ROWS>
• • • • • • •

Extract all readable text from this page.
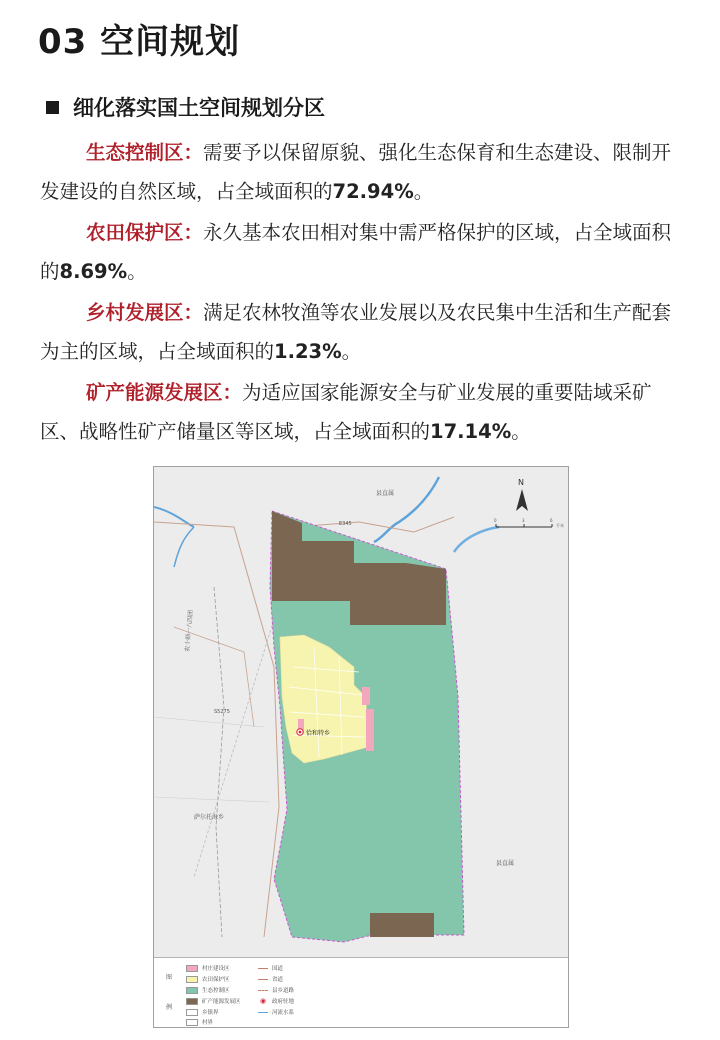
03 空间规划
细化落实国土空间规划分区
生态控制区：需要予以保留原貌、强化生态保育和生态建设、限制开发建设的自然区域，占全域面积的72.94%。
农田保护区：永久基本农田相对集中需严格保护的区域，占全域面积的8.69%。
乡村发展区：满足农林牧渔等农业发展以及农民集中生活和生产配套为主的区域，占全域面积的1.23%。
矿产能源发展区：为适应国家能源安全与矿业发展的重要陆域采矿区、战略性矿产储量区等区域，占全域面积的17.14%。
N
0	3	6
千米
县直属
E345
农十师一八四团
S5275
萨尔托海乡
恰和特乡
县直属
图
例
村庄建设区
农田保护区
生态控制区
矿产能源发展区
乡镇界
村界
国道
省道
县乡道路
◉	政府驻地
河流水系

• • • • • • •

THE REQUEST>
Every entry above needs to be retyped exactly; drop the pictures.

REPLY TO THE EXERCISE>
Extract all readable text from this page.
03 空间规划
细化落实国土空间规划分区
生态控制区：需要予以保留原貌、强化生态保育和生态建设、限制开发建设的自然区域，占全域面积的72.94%。
农田保护区：永久基本农田相对集中需严格保护的区域，占全域面积的8.69%。
乡村发展区：满足农林牧渔等农业发展以及农民集中生活和生产配套为主的区域，占全域面积的1.23%。
矿产能源发展区：为适应国家能源安全与矿业发展的重要陆域采矿区、战略性矿产储量区等区域，占全域面积的17.14%。
N
0	3	6
千米
县直属
E345
农十师一八四团
S5275
萨尔托海乡
恰和特乡
县直属
图
例
村庄建设区
农田保护区
生态控制区
矿产能源发展区
乡镇界
村界
国道
省道
县乡道路
◉	政府驻地
河流水系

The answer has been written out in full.